Time-dependent internalization of 64Cu-DOTA-[Lys3]BBN by PC-3 prostate cancer cells incubated at 37°C during 2 h. Cells were preincubated for 2 h at 4°C. Data are mean ± SD of percentage of acid-resistant (internalized) radioactivity in cells (2 experiments in triplicate).

Biodistribution Studies

A summary of the biodistribution data for 64Cu-DOTA-[Lys3]BBN in PC-3 and CWR22 tumor-bearing mice is shown in Figure 4. This radiotracer had a rapid blood clearance, with only 0.30 ± 0.04 %ID/g remaining in the circulation at 1 h followed by a further decrease at 2 and 4-h time points. Tumor-to-blood ratios at 1 h were 13.1 ± 2.3 and 4.1 ± 1.3 for PC-3 and CWR22 tumors, respectively. Liver uptake reached maximum at 1 h (4.18 ± 0.63 %ID/g) and declined to 2.09 ± 0.5 %ID/g at 2 h after injection. The rapid decrease of activity accumulation in the kidneys suggests a predominant renal clearance pathway of this radiotracer. A significant uptake of 64Cu-DOTA-[Lys3]BBN in the GRPR-bearing pancreas was observed (10.4 ± 0.14 %ID/g at 30 min after injection and 6.08 ± 0.18 %ID/g after 2 h). Our results indicated GRPR-specific uptake in PC-3 tumor and pancreas (Fig. 5), which was confirmed by the receptor-blocking study at the 1-h time point, as the uptake in these tissues was effectively inhibited by coinjection of 10 mg/kg BBN (7.83 ± 0.52 %ID/g vs. 0.52 ± 0.05 %ID/g for pancreas, P < 0.001; 3.97 ± 0.15 %ID/g vs. 1.35 ± 0.24 %ID/g for PC-3 tumor, P < 0.001). Coinjection of 1 mg/kg BBN resulted in partial inhibition of activity accumulation in PC-3 tumor (2.08 ± 0.35 %ID/g) and pancreas (2.75 ± 0.43 %ID/g). Activity accumulation in the AD CWR22 tumor was not affected by the administration of BBN. No significant changes of uptake in other normal organs were seen except for the kidneys, which had increased uptake in the blocked versus the control mice (P < 0.01), presumably due to decreased specific binding in tissues.

[Records taken from a collection]
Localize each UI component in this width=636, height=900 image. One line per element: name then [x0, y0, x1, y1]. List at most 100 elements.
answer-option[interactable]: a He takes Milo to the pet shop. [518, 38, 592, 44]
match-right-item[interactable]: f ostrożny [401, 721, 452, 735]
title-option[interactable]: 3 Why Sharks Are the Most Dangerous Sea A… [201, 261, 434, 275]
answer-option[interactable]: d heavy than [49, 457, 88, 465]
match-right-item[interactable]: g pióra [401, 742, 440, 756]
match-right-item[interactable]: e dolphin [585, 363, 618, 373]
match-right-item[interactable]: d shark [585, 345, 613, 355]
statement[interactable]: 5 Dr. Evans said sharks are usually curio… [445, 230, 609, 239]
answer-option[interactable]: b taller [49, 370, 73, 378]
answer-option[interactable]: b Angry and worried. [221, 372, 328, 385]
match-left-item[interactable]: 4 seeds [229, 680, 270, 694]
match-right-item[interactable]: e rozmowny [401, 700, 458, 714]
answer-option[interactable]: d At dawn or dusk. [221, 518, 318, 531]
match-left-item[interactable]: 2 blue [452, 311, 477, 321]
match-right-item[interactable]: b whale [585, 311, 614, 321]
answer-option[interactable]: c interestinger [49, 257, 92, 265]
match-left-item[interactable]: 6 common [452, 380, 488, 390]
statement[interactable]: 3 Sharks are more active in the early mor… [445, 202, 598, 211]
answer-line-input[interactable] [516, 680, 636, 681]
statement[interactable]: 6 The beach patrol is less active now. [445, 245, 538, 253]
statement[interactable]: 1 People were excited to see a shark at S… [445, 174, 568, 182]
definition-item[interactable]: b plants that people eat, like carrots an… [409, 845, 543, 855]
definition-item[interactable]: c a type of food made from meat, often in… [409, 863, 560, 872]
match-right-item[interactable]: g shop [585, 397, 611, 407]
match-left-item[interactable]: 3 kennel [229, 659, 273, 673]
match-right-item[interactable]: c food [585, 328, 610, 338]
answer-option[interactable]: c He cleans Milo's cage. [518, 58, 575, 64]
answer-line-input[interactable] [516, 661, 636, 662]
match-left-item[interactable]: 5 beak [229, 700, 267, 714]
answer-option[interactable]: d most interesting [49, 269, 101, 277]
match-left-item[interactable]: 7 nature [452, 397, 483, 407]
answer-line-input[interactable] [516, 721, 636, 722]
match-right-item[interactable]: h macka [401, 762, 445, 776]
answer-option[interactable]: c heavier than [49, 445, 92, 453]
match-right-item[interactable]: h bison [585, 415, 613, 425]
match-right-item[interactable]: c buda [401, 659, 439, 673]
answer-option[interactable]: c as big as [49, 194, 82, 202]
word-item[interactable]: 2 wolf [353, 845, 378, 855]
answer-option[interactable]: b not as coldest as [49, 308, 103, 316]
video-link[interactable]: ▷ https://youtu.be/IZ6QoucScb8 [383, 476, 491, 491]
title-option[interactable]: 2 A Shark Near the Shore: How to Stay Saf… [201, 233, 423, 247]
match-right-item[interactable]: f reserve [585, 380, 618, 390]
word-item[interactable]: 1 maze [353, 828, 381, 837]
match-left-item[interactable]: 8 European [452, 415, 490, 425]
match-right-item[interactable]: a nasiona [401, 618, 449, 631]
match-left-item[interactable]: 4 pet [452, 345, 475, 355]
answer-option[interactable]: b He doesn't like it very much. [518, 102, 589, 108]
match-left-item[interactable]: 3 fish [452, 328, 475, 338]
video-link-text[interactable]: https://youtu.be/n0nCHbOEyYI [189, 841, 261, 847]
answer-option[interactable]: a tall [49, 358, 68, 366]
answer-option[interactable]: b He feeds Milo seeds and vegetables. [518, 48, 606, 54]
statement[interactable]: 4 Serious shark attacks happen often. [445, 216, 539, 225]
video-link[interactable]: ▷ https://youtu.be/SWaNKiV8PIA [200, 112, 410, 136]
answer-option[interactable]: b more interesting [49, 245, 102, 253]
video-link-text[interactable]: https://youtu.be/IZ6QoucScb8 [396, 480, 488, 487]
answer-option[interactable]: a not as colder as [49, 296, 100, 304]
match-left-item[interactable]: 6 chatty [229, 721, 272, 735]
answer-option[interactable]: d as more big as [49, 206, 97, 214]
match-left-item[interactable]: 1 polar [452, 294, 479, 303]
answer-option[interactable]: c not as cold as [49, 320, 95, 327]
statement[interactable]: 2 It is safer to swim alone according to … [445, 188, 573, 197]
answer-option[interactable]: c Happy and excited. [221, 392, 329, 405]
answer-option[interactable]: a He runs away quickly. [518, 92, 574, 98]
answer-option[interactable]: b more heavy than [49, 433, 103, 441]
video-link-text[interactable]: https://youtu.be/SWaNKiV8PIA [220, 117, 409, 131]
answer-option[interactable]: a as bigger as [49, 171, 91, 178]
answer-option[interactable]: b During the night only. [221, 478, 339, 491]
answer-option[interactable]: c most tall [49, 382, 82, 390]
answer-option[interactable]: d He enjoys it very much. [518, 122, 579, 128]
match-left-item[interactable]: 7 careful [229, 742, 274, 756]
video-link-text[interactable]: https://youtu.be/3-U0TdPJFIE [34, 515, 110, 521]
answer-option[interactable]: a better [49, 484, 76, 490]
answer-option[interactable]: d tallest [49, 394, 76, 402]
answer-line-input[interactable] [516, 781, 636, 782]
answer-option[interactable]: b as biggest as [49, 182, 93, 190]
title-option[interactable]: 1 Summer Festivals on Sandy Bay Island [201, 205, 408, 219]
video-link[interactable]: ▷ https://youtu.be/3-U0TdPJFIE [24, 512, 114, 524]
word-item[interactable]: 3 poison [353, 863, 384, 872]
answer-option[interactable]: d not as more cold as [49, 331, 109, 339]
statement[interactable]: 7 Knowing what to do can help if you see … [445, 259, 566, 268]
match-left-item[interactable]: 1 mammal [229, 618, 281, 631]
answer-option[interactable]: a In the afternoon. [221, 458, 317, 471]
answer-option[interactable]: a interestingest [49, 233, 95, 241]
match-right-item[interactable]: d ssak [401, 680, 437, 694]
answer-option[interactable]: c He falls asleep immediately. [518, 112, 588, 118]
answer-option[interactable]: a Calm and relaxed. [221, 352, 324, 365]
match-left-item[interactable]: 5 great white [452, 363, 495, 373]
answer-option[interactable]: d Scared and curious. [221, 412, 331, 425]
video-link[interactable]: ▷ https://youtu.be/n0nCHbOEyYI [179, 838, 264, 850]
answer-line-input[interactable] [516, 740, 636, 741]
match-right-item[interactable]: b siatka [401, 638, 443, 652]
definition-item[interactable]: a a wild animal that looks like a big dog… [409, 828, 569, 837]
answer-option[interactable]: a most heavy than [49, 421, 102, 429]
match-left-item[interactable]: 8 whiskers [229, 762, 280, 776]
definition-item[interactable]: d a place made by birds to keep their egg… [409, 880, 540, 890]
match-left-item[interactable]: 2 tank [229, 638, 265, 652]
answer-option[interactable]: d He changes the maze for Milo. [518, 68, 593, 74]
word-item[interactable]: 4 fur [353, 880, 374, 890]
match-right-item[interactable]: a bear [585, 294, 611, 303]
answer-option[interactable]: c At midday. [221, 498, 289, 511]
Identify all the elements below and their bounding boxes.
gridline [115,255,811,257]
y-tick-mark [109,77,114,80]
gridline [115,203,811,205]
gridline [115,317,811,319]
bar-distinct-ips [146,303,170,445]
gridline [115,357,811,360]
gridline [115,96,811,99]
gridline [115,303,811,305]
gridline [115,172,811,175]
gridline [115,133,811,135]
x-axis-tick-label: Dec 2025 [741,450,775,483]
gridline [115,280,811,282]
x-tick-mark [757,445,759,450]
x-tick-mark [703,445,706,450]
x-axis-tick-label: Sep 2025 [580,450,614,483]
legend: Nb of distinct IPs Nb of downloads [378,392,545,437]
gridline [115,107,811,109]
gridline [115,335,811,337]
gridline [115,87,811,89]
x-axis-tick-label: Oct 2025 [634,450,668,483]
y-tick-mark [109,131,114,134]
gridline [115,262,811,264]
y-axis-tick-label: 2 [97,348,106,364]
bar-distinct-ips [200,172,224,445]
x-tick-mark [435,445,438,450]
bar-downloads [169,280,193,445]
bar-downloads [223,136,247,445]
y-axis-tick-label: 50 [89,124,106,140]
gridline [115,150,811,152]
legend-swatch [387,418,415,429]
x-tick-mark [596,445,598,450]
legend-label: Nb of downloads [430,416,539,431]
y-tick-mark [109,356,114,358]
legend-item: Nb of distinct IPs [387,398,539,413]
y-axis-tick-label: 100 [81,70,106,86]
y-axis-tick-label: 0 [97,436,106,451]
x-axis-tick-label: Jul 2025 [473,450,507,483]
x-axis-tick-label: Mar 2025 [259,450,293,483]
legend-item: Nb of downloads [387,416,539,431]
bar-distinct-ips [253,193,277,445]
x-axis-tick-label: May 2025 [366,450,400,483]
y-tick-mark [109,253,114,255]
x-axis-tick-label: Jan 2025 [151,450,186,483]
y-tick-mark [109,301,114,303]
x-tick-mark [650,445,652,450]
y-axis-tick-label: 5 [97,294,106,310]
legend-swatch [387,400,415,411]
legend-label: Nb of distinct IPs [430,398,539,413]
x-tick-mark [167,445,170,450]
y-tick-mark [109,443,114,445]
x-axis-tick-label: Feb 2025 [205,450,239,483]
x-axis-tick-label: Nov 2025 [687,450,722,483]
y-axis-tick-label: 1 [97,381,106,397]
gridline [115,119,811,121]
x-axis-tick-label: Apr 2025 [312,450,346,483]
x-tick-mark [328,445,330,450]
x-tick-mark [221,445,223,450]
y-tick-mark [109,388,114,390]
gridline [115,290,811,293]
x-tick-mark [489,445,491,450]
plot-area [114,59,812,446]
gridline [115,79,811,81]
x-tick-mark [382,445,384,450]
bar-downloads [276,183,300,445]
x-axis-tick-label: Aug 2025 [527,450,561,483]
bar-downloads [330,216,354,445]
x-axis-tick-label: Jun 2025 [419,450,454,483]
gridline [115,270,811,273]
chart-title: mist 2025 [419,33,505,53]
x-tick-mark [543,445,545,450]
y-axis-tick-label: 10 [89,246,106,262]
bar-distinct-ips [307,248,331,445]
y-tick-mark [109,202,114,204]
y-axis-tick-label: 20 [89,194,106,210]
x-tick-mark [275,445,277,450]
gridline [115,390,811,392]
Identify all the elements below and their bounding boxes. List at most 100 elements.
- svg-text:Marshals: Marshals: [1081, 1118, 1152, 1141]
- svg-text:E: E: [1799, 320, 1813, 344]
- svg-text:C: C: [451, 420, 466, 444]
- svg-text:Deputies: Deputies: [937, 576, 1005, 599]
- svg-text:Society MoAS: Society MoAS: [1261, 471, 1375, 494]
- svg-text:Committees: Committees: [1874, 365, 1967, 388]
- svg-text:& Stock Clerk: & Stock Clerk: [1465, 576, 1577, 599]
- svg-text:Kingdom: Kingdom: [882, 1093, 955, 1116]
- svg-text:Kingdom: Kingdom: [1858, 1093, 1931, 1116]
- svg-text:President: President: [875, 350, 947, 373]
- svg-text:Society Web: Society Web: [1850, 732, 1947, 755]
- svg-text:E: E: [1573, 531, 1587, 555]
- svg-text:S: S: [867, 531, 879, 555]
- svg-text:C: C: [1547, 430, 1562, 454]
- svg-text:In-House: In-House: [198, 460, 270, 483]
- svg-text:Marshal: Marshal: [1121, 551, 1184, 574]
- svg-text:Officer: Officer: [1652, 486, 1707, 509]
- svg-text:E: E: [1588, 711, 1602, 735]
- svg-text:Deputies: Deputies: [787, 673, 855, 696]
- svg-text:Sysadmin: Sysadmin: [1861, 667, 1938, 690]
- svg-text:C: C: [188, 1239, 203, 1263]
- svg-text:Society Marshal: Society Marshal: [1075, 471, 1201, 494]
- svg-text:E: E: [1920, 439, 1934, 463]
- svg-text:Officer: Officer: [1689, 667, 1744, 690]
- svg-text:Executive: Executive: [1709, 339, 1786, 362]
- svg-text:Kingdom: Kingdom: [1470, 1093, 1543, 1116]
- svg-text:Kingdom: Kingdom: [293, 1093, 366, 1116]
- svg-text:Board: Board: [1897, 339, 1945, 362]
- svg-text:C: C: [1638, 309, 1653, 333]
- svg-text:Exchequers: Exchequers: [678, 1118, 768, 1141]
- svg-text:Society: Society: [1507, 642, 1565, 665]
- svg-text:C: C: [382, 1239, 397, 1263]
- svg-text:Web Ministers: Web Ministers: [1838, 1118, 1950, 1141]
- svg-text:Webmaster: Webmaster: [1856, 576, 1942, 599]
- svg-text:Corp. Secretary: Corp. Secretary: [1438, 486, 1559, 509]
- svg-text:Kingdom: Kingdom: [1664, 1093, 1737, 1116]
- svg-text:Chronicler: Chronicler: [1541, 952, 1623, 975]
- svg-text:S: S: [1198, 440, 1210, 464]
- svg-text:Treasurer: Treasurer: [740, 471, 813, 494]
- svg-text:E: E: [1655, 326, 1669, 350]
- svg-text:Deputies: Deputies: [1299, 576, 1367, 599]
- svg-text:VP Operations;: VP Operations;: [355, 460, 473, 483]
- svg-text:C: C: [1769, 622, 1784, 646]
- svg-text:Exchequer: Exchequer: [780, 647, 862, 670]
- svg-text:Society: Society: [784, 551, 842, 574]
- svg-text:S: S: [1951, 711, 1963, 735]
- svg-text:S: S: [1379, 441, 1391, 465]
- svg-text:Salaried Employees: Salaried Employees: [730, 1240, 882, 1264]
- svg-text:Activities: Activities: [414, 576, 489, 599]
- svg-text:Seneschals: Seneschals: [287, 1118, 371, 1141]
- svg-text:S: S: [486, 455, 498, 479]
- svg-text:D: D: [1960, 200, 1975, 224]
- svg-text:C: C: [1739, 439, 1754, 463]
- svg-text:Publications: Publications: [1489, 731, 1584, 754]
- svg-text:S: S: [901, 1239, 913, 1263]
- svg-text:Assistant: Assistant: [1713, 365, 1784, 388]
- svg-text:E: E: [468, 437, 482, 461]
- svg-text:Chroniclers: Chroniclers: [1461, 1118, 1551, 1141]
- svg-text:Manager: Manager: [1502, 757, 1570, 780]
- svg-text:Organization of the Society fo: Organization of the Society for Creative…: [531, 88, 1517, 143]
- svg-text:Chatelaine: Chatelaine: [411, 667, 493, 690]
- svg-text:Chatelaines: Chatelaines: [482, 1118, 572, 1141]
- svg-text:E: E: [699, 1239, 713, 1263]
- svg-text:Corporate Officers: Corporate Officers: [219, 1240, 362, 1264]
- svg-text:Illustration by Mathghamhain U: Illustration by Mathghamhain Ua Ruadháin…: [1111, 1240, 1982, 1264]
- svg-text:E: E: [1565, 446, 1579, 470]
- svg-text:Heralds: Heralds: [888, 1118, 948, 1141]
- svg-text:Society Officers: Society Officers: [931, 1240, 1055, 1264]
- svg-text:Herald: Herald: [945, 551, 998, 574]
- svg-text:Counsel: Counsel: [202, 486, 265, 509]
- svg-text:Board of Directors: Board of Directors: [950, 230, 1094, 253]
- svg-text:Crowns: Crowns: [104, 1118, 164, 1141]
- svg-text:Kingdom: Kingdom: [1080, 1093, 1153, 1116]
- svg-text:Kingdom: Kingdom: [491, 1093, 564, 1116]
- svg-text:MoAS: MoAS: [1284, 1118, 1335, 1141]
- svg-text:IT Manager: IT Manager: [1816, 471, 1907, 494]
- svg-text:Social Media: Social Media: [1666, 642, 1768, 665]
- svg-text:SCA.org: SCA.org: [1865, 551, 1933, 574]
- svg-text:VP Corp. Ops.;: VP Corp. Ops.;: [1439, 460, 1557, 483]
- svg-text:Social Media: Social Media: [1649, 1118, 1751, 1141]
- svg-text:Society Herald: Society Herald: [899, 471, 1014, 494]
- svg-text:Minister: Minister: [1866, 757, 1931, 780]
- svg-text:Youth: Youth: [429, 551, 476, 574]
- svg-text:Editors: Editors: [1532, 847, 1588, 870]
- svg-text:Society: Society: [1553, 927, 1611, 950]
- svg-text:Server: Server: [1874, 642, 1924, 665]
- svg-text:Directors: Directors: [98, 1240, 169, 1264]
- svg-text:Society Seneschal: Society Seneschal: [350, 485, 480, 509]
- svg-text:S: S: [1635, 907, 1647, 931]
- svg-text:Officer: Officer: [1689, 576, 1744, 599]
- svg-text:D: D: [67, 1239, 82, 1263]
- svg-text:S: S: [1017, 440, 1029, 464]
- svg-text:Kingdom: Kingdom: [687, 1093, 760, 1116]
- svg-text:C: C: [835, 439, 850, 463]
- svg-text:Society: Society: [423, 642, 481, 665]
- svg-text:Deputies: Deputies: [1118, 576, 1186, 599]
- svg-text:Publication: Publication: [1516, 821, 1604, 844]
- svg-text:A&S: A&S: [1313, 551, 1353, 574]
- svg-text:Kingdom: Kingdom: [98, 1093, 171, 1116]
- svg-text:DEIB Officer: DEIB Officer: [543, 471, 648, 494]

● Exercises to complete
**a)** In the biodistribution text, what tumor-to-blood ratios were reported at 1 h for the PC-3 and CWR22 tumors?
**b)** Translate this sentence from the biodistribution text into Spanish: "Activity accumulation in the AD CWR22 tumor was not affected by the administration of BBN."
**c)** From the biodistribution text, return the part that opens with the words containing "Time-dependent internalization of" and closes with "experiments in triplicate).".

● Task solutions
**a)** 13.1 ± 2.3 for PC-3 tumors and 4.1 ± 1.3 for CWR22 tumors.

**b)** La acumulación de actividad en el tumor CWR22 AD no se vio afectada por la administración de BBN.

**c)**
Time-dependent internalization of 64Cu-DOTA-[Lys3]BBN by PC-3 prostate cancer cells incubated at 37°C during 2 h. Cells were preincubated for 2 h at 4°C. Data are mean ± SD of percentage of acid-resistant (internalized) radioactivity in cells (2 experiments in triplicate).